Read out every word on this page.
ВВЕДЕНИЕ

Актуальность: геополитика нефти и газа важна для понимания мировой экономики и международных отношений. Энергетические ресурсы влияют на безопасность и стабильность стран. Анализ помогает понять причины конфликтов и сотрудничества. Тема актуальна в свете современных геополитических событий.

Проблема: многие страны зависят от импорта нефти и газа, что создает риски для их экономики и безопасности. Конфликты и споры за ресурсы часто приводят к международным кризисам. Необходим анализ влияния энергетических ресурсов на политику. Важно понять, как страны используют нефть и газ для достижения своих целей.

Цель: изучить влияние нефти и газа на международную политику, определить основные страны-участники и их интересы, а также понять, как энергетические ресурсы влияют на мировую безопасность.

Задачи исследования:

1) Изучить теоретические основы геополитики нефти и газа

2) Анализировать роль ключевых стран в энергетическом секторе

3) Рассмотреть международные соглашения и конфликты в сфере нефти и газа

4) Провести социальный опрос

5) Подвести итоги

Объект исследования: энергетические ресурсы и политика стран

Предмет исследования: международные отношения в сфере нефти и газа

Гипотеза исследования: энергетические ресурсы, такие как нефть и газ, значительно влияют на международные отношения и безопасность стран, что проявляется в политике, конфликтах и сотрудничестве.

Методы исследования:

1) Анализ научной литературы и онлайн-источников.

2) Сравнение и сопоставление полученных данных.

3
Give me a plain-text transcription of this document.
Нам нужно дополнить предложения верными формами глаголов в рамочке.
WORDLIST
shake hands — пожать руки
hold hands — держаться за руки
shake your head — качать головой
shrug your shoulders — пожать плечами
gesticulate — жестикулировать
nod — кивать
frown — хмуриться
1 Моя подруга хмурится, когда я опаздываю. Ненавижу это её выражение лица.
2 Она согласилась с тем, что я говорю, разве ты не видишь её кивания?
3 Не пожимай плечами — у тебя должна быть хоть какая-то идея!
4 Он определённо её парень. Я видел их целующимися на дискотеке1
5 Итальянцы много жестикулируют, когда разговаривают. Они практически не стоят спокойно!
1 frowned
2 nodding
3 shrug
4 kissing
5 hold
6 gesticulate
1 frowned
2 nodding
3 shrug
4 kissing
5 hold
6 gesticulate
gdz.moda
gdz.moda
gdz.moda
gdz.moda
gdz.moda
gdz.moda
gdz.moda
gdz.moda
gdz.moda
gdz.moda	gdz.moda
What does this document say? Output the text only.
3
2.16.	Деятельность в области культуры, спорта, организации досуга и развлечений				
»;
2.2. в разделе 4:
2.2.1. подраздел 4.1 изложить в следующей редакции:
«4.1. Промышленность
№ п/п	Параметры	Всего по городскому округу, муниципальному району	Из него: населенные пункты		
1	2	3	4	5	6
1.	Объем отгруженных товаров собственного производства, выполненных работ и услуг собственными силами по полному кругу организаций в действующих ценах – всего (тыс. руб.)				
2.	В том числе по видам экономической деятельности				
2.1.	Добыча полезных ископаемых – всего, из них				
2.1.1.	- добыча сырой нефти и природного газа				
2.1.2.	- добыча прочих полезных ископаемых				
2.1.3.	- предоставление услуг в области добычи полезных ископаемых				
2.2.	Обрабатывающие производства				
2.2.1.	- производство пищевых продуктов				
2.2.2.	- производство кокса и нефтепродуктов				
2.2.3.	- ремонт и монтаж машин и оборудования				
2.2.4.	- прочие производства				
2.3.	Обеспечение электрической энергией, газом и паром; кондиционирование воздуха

** Problem to solve **
Set down all of the records shown above once more, exactly.

** Answer to this problem **
Read out every word on this page.
ВВЕДЕНИЕ

Актуальность: геополитика нефти и газа важна для понимания мировой экономики и международных отношений. Энергетические ресурсы влияют на безопасность и стабильность стран. Анализ помогает понять причины конфликтов и сотрудничества. Тема актуальна в свете современных геополитических событий.

Проблема: многие страны зависят от импорта нефти и газа, что создает риски для их экономики и безопасности. Конфликты и споры за ресурсы часто приводят к международным кризисам. Необходим анализ влияния энергетических ресурсов на политику. Важно понять, как страны используют нефть и газ для достижения своих целей.

Цель: изучить влияние нефти и газа на международную политику, определить основные страны-участники и их интересы, а также понять, как энергетические ресурсы влияют на мировую безопасность.

Задачи исследования:

1) Изучить теоретические основы геополитики нефти и газа

2) Анализировать роль ключевых стран в энергетическом секторе

3) Рассмотреть международные соглашения и конфликты в сфере нефти и газа

4) Провести социальный опрос

5) Подвести итоги

Объект исследования: энергетические ресурсы и политика стран

Предмет исследования: международные отношения в сфере нефти и газа

Гипотеза исследования: энергетические ресурсы, такие как нефть и газ, значительно влияют на международные отношения и безопасность стран, что проявляется в политике, конфликтах и сотрудничестве.

Методы исследования:

1) Анализ научной литературы и онлайн-источников.

2) Сравнение и сопоставление полученных данных.

3
Give me a plain-text transcription of this document.
Нам нужно дополнить предложения верными формами глаголов в рамочке.
WORDLIST
shake hands — пожать руки
hold hands — держаться за руки
shake your head — качать головой
shrug your shoulders — пожать плечами
gesticulate — жестикулировать
nod — кивать
frown — хмуриться
1 Моя подруга хмурится, когда я опаздываю. Ненавижу это её выражение лица.
2 Она согласилась с тем, что я говорю, разве ты не видишь её кивания?
3 Не пожимай плечами — у тебя должна быть хоть какая-то идея!
4 Он определённо её парень. Я видел их целующимися на дискотеке1
5 Итальянцы много жестикулируют, когда разговаривают. Они практически не стоят спокойно!
1 frowned
2 nodding
3 shrug
4 kissing
5 hold
6 gesticulate
1 frowned
2 nodding
3 shrug
4 kissing
5 hold
6 gesticulate
gdz.moda
gdz.moda
gdz.moda
gdz.moda
gdz.moda
gdz.moda
gdz.moda
gdz.moda
gdz.moda
gdz.moda	gdz.moda
What does this document say? Output the text only.
3
2.16.	Деятельность в области культуры, спорта, организации досуга и развлечений				
»;
2.2. в разделе 4:
2.2.1. подраздел 4.1 изложить в следующей редакции:
«4.1. Промышленность
№ п/п	Параметры	Всего по городскому округу, муниципальному району	Из него: населенные пункты		
1	2	3	4	5	6
1.	Объем отгруженных товаров собственного производства, выполненных работ и услуг собственными силами по полному кругу организаций в действующих ценах – всего (тыс. руб.)				
2.	В том числе по видам экономической деятельности				
2.1.	Добыча полезных ископаемых – всего, из них				
2.1.1.	- добыча сырой нефти и природного газа				
2.1.2.	- добыча прочих полезных ископаемых				
2.1.3.	- предоставление услуг в области добычи полезных ископаемых				
2.2.	Обрабатывающие производства				
2.2.1.	- производство пищевых продуктов				
2.2.2.	- производство кокса и нефтепродуктов				
2.2.3.	- ремонт и монтаж машин и оборудования				
2.2.4.	- прочие производства				
2.3.	Обеспечение электрической энергией, газом и паром; кондиционирование воздуха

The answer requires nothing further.